_Directions for this task_
All lines below must be repeated exactly, with the pictures omitted.

(Source data)

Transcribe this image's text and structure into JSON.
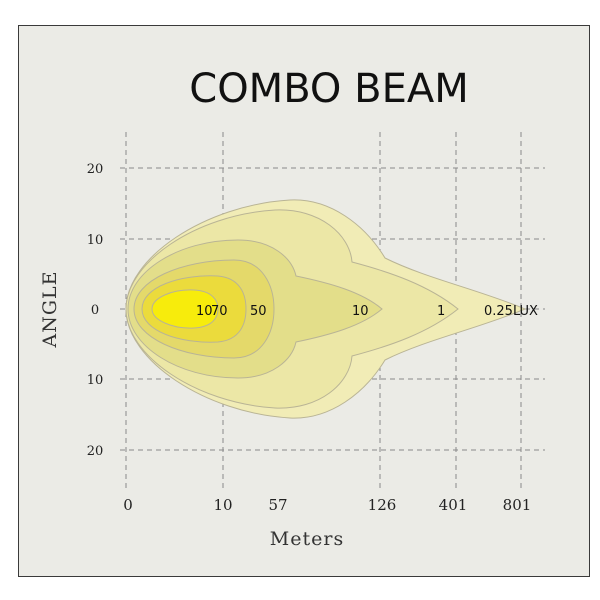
{
  "chart_data": {
    "type": "isolux",
    "title": "COMBO  BEAM",
    "xlabel": "Meters",
    "ylabel": "ANGLE",
    "x_ticks": [
      "0",
      "10",
      "57",
      "126",
      "401",
      "801"
    ],
    "y_ticks": [
      "20",
      "10",
      "0",
      "10",
      "20"
    ],
    "grid": true,
    "zones": [
      {
        "lux": "0.25LUX",
        "color": "#f1ecb6"
      },
      {
        "lux": "1",
        "color": "#ece7a6"
      },
      {
        "lux": "10",
        "color": "#e3de8a"
      },
      {
        "lux": "50",
        "color": "#e4d96a"
      },
      {
        "lux": "70",
        "color": "#ebdb3c"
      },
      {
        "lux": "10",
        "color": "#f7ec0c"
      }
    ]
  }
}
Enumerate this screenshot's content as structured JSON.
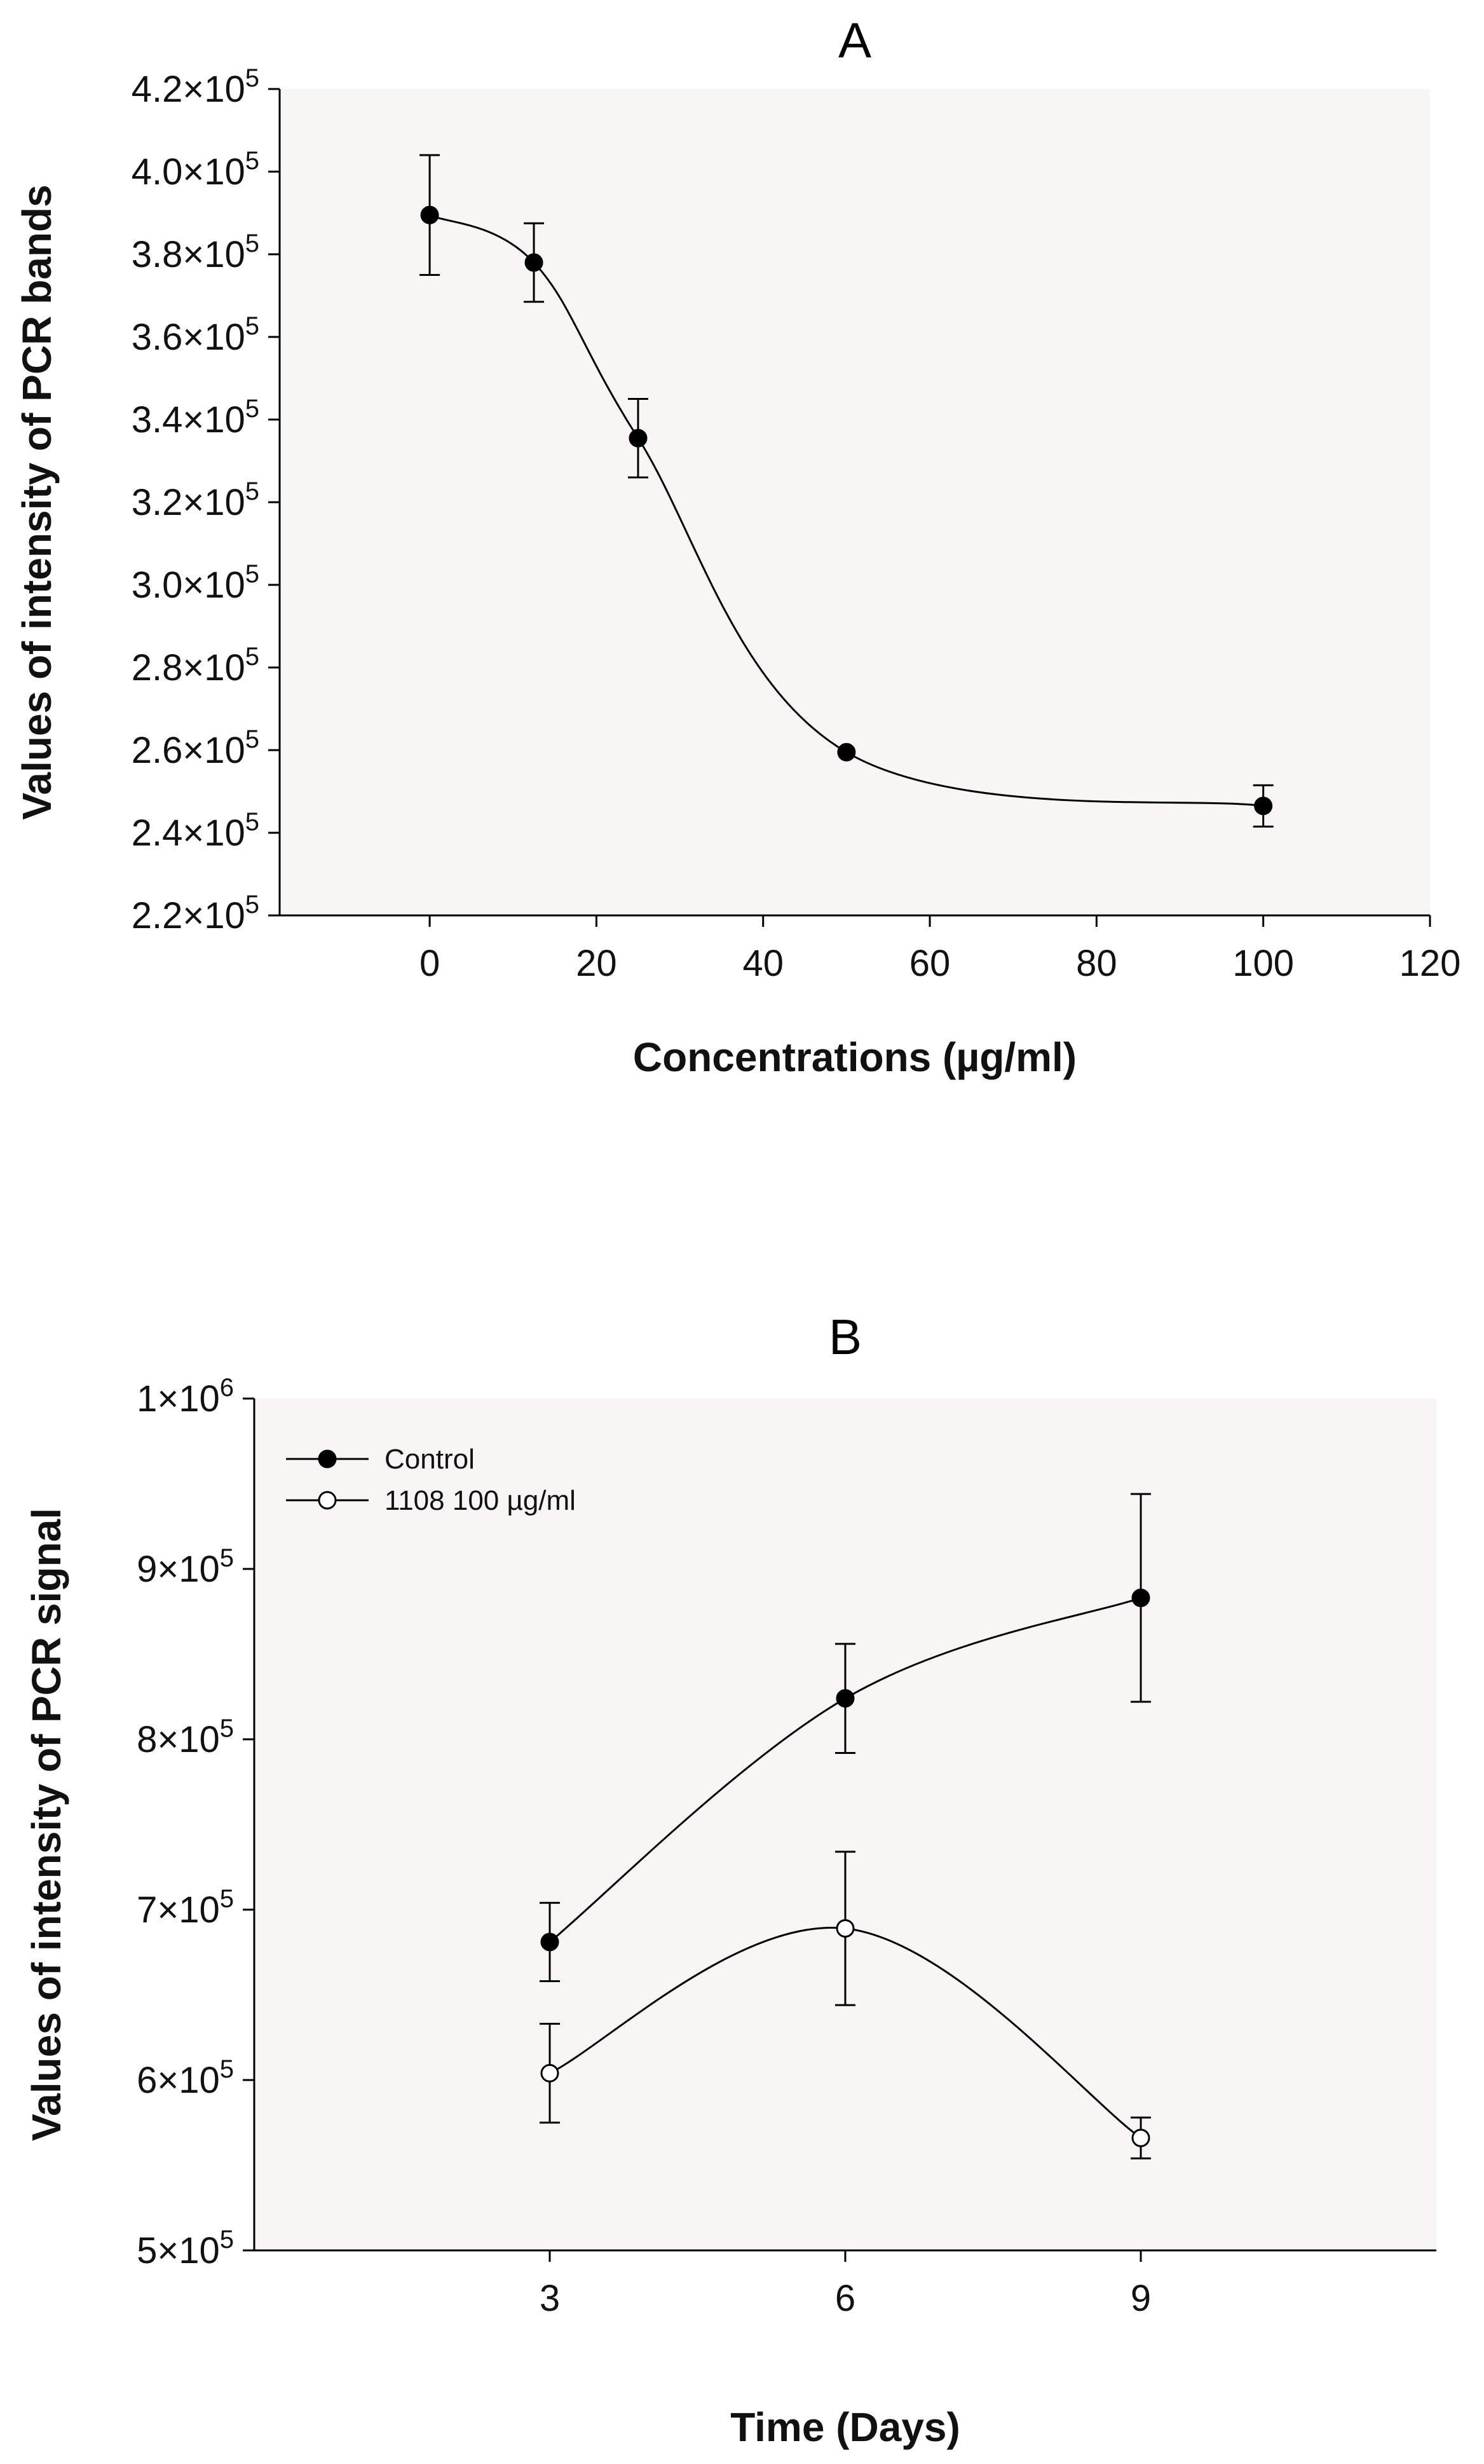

_Full response_
Transcribe this image's text and structure into JSON.
{
  "chart_data": {
    "type": "isolux",
    "title": "COMBO  BEAM",
    "xlabel": "Meters",
    "ylabel": "ANGLE",
    "x_ticks": [
      "0",
      "10",
      "57",
      "126",
      "401",
      "801"
    ],
    "y_ticks": [
      "20",
      "10",
      "0",
      "10",
      "20"
    ],
    "grid": true,
    "zones": [
      {
        "lux": "0.25LUX",
        "color": "#f1ecb6"
      },
      {
        "lux": "1",
        "color": "#ece7a6"
      },
      {
        "lux": "10",
        "color": "#e3de8a"
      },
      {
        "lux": "50",
        "color": "#e4d96a"
      },
      {
        "lux": "70",
        "color": "#ebdb3c"
      },
      {
        "lux": "10",
        "color": "#f7ec0c"
      }
    ]
  }
}
Enumerate this screenshot's content as structured JSON.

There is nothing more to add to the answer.